§ PROMPT: Search the records for the word "positions" and pick out every line that has it.

§ MATERIAL FOR THIS EXERCISE:
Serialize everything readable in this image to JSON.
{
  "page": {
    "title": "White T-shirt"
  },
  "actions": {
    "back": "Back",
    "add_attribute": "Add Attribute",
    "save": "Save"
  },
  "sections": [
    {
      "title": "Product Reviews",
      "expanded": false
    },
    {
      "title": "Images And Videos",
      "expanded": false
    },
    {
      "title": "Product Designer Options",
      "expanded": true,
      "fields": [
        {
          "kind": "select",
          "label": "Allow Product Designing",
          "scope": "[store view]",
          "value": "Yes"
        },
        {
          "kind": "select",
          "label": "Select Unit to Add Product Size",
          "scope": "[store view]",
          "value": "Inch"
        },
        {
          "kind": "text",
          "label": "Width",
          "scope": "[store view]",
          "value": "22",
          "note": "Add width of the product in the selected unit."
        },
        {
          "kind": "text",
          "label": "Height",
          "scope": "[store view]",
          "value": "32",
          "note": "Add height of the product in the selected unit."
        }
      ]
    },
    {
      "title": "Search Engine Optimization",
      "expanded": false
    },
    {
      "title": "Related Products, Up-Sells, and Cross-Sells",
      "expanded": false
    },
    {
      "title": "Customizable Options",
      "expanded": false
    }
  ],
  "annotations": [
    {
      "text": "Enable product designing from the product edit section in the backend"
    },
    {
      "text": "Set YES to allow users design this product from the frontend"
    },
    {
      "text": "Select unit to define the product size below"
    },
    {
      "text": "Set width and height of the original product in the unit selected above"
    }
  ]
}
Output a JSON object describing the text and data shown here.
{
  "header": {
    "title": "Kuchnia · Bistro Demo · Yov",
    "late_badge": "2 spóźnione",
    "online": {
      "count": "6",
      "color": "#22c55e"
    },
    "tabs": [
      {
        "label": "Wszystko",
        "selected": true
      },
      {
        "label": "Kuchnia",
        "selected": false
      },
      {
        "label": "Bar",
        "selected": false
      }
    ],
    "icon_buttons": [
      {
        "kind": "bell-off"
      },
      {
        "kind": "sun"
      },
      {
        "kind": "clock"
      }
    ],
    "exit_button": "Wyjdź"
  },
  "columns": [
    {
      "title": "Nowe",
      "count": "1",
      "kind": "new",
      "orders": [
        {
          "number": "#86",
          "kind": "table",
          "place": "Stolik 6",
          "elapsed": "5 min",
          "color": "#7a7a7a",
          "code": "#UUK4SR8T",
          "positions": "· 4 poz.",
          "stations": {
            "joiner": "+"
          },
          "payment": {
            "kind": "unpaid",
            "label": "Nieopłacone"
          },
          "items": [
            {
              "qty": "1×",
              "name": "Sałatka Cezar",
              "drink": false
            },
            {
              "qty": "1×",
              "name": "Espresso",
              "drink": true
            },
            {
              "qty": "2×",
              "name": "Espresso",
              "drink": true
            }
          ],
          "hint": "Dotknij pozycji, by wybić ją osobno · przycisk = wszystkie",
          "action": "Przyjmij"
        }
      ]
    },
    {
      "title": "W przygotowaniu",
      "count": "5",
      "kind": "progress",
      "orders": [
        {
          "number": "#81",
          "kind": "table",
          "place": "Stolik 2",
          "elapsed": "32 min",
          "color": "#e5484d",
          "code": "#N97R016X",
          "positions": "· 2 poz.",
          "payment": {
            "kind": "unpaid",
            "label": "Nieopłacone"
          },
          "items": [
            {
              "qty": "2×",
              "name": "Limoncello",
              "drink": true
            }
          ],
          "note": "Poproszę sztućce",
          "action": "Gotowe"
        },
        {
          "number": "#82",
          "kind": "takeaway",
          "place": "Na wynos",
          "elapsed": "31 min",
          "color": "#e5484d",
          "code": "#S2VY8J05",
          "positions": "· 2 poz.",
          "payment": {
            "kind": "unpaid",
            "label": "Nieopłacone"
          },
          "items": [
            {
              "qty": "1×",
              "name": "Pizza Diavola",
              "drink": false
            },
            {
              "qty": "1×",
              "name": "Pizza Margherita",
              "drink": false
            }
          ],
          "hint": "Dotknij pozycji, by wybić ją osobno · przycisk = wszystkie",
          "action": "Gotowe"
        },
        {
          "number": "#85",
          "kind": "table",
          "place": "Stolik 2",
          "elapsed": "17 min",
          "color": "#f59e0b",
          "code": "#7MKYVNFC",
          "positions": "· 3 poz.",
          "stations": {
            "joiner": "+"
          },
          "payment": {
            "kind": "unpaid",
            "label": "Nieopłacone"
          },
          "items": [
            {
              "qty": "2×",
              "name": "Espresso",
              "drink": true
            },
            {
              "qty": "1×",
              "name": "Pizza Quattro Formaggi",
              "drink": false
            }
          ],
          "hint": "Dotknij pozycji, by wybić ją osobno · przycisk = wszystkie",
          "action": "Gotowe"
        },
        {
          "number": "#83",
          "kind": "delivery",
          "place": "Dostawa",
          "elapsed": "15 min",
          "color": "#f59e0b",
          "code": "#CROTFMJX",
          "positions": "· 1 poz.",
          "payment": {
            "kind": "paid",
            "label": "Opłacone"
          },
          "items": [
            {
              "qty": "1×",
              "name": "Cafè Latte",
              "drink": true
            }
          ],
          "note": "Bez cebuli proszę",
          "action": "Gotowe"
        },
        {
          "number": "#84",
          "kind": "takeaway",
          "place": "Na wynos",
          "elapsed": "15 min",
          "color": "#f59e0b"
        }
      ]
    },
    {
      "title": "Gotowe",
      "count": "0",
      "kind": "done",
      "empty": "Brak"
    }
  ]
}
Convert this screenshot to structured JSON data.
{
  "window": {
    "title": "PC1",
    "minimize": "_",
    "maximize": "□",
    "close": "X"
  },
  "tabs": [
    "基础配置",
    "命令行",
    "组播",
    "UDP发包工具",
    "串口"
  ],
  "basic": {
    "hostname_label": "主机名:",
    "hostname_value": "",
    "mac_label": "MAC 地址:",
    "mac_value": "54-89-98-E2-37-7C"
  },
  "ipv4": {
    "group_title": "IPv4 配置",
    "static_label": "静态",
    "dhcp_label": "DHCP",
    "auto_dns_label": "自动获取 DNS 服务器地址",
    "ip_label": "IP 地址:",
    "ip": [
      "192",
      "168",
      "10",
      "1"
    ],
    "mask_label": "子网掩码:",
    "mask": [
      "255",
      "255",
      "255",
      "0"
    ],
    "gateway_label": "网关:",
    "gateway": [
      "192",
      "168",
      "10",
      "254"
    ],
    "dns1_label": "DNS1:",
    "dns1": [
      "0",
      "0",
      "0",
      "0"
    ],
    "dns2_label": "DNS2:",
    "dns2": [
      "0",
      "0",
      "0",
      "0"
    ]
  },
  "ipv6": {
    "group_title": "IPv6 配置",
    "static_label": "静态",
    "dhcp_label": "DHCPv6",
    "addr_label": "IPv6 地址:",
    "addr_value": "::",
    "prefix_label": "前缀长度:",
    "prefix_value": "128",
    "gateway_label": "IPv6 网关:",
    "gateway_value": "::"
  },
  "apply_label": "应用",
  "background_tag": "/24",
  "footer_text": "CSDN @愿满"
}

§ RESULT:
          "positions": "· 4 poz.",
          "positions": "· 2 poz.",
          "positions": "· 2 poz.",
          "positions": "· 3 poz.",
          "positions": "· 1 poz.",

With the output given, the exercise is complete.